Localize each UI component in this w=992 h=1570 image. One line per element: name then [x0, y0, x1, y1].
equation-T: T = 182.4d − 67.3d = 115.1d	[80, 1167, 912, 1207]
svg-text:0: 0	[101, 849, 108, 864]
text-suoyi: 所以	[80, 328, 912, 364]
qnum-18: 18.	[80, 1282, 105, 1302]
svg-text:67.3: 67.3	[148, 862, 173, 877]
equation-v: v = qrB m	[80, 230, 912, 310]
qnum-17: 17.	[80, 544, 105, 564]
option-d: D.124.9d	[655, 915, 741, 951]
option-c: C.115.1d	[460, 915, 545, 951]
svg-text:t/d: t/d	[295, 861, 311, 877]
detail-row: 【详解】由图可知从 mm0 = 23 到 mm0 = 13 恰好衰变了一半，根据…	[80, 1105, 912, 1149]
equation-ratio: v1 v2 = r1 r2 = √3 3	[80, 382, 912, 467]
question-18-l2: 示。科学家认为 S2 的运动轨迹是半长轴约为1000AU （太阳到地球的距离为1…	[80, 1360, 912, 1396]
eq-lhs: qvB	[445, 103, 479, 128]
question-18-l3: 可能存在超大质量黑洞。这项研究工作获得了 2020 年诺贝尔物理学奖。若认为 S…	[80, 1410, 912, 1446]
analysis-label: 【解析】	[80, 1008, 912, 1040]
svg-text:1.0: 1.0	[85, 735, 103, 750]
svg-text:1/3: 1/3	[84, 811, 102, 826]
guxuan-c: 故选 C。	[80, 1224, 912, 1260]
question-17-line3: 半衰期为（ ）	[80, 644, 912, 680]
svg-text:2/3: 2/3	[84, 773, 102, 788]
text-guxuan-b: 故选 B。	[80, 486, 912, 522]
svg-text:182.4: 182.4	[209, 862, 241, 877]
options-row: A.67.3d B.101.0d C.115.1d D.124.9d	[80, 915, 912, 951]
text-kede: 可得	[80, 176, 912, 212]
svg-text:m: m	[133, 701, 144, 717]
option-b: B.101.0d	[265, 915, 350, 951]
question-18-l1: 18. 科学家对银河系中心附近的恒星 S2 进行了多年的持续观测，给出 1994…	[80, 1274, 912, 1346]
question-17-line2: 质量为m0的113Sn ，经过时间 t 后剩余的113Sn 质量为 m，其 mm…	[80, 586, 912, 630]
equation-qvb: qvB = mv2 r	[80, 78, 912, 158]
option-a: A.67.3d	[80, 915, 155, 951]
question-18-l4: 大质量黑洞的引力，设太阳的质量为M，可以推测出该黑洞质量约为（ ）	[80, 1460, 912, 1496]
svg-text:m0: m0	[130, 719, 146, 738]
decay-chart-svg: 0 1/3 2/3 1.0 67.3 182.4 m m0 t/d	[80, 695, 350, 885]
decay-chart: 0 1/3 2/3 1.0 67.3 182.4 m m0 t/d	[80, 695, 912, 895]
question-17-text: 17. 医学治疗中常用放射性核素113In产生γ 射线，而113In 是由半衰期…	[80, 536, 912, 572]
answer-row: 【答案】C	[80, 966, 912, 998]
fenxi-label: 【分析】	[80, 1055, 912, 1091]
--
→ Given instruction
Rewrite each line of the records above as a row of a Markdown table with the columns Row and Line, numbering the rows in order and leaving out blank lines.

→ Response below
| Row | Line |
|---|---|
| 1 | Localize each UI component in this w=992 h=1570 image. One line per element: name then [x0, y0, x1, y1]. |
| 2 | equation-T: T = 182.4d − 67.3d = 115.1d	[80, 1167, 912, 1207] |
| 3 | svg-text:0: 0	[101, 849, 108, 864] |
| 4 | text-suoyi: 所以	[80, 328, 912, 364] |
| 5 | qnum-18: 18.	[80, 1282, 105, 1302] |
| 6 | svg-text:67.3: 67.3	[148, 862, 173, 877] |
| 7 | equation-v: v = qrB m	[80, 230, 912, 310] |
| 8 | qnum-17: 17.	[80, 544, 105, 564] |
| 9 | option-d: D.124.9d	[655, 915, 741, 951] |
| 10 | option-c: C.115.1d	[460, 915, 545, 951] |
| 11 | svg-text:t/d: t/d	[295, 861, 311, 877] |
| 12 | detail-row: 【详解】由图可知从 mm0 = 23 到 mm0 = 13 恰好衰变了一半，根据…	[80, 1105, 912, 1149] |
| 13 | equation-ratio: v1 v2 = r1 r2 = √3 3	[80, 382, 912, 467] |
| 14 | question-18-l2: 示。科学家认为 S2 的运动轨迹是半长轴约为1000AU （太阳到地球的距离为1…	[80, 1360, 912, 1396] |
| 15 | eq-lhs: qvB	[445, 103, 479, 128] |
| 16 | question-18-l3: 可能存在超大质量黑洞。这项研究工作获得了 2020 年诺贝尔物理学奖。若认为 S…	[80, 1410, 912, 1446] |
| 17 | analysis-label: 【解析】	[80, 1008, 912, 1040] |
| 18 | svg-text:1.0: 1.0	[85, 735, 103, 750] |
| 19 | svg-text:1/3: 1/3	[84, 811, 102, 826] |
| 20 | guxuan-c: 故选 C。	[80, 1224, 912, 1260] |
| 21 | question-17-line3: 半衰期为（ ）	[80, 644, 912, 680] |
| 22 | svg-text:2/3: 2/3	[84, 773, 102, 788] |
| 23 | text-guxuan-b: 故选 B。	[80, 486, 912, 522] |
| 24 | svg-text:182.4: 182.4	[209, 862, 241, 877] |
| 25 | options-row: A.67.3d B.101.0d C.115.1d D.124.9d	[80, 915, 912, 951] |
| 26 | text-kede: 可得	[80, 176, 912, 212] |
| 27 | svg-text:m: m	[133, 701, 144, 717] |
| 28 | option-b: B.101.0d	[265, 915, 350, 951] |
| 29 | question-18-l1: 18. 科学家对银河系中心附近的恒星 S2 进行了多年的持续观测，给出 1994…	[80, 1274, 912, 1346] |
| 30 | question-17-line2: 质量为m0的113Sn ，经过时间 t 后剩余的113Sn 质量为 m，其 mm…	[80, 586, 912, 630] |
| 31 | equation-qvb: qvB = mv2 r	[80, 78, 912, 158] |
| 32 | option-a: A.67.3d	[80, 915, 155, 951] |
| 33 | question-18-l4: 大质量黑洞的引力，设太阳的质量为M，可以推测出该黑洞质量约为（ ）	[80, 1460, 912, 1496] |
| 34 | svg-text:m0: m0	[130, 719, 146, 738] |
| 35 | decay-chart-svg: 0 1/3 2/3 1.0 67.3 182.4 m m0 t/d	[80, 695, 350, 885] |
| 36 | decay-chart: 0 1/3 2/3 1.0 67.3 182.4 m m0 t/d	[80, 695, 912, 895] |
| 37 | question-17-text: 17. 医学治疗中常用放射性核素113In产生γ 射线，而113In 是由半衰期…	[80, 536, 912, 572] |
| 38 | answer-row: 【答案】C	[80, 966, 912, 998] |
| 39 | fenxi-label: 【分析】	[80, 1055, 912, 1091] |